Repeat the listing in full, word for word.

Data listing
══════════
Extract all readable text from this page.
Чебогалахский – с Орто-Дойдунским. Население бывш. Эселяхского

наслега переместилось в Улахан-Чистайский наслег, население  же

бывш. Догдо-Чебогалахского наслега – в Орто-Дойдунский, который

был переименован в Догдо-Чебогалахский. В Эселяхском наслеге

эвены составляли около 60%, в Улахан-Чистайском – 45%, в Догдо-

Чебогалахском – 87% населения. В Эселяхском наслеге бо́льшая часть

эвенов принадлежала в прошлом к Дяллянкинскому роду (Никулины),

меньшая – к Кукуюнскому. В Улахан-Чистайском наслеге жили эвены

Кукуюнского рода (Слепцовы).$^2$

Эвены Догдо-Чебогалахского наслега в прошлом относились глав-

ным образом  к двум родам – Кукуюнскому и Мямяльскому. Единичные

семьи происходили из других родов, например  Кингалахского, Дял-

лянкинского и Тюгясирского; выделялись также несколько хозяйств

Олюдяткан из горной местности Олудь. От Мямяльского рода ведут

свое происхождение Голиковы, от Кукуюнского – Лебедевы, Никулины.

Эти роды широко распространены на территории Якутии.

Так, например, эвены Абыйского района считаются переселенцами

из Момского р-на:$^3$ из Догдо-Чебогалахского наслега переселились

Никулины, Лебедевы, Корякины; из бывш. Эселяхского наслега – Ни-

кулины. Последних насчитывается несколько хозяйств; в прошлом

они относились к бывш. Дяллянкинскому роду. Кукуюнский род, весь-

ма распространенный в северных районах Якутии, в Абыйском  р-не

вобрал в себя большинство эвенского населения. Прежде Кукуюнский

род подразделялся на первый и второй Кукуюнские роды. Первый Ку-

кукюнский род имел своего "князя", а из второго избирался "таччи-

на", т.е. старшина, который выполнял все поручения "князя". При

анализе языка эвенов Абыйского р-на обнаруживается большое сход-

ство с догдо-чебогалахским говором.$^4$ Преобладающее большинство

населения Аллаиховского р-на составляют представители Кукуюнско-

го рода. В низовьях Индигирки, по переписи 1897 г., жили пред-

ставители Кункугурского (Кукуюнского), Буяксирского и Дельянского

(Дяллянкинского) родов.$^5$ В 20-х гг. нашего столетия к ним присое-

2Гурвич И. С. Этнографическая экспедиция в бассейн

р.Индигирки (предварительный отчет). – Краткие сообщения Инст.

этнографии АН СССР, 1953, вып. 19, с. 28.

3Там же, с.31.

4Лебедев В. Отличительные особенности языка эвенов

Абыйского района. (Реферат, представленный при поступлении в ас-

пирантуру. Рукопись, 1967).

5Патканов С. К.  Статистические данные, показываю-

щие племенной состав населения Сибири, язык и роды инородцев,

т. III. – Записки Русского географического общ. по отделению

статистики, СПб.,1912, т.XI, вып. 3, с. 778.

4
══════════
▶ Solution for this task:
Extract all readable text from this page.
Чебогалахский – с Орто-Дойдунским. Население бывш. Эселяхского

наслега переместилось в Улахан-Чистайский наслег, население  же

бывш. Догдо-Чебогалахского наслега – в Орто-Дойдунский, который

был переименован в Догдо-Чебогалахский. В Эселяхском наслеге

эвены составляли около 60%, в Улахан-Чистайском – 45%, в Догдо-

Чебогалахском – 87% населения. В Эселяхском наслеге бо́льшая часть

эвенов принадлежала в прошлом к Дяллянкинскому роду (Никулины),

меньшая – к Кукуюнскому. В Улахан-Чистайском наслеге жили эвены

Кукуюнского рода (Слепцовы).$^2$

Эвены Догдо-Чебогалахского наслега в прошлом относились глав-

ным образом  к двум родам – Кукуюнскому и Мямяльскому. Единичные

семьи происходили из других родов, например  Кингалахского, Дял-

лянкинского и Тюгясирского; выделялись также несколько хозяйств

Олюдяткан из горной местности Олудь. От Мямяльского рода ведут

свое происхождение Голиковы, от Кукуюнского – Лебедевы, Никулины.

Эти роды широко распространены на территории Якутии.

Так, например, эвены Абыйского района считаются переселенцами

из Момского р-на:$^3$ из Догдо-Чебогалахского наслега переселились

Никулины, Лебедевы, Корякины; из бывш. Эселяхского наслега – Ни-

кулины. Последних насчитывается несколько хозяйств; в прошлом

они относились к бывш. Дяллянкинскому роду. Кукуюнский род, весь-

ма распространенный в северных районах Якутии, в Абыйском  р-не

вобрал в себя большинство эвенского населения. Прежде Кукуюнский

род подразделялся на первый и второй Кукуюнские роды. Первый Ку-

кукюнский род имел своего "князя", а из второго избирался "таччи-

на", т.е. старшина, который выполнял все поручения "князя". При

анализе языка эвенов Абыйского р-на обнаруживается большое сход-

ство с догдо-чебогалахским говором.$^4$ Преобладающее большинство

населения Аллаиховского р-на составляют представители Кукуюнско-

го рода. В низовьях Индигирки, по переписи 1897 г., жили пред-

ставители Кункугурского (Кукуюнского), Буяксирского и Дельянского

(Дяллянкинского) родов.$^5$ В 20-х гг. нашего столетия к ним присое-

2Гурвич И. С. Этнографическая экспедиция в бассейн

р.Индигирки (предварительный отчет). – Краткие сообщения Инст.

этнографии АН СССР, 1953, вып. 19, с. 28.

3Там же, с.31.

4Лебедев В. Отличительные особенности языка эвенов

Абыйского района. (Реферат, представленный при поступлении в ас-

пирантуру. Рукопись, 1967).

5Патканов С. К.  Статистические данные, показываю-

щие племенной состав населения Сибири, язык и роды инородцев,

т. III. – Записки Русского географического общ. по отделению

статистики, СПб.,1912, т.XI, вып. 3, с. 778.

4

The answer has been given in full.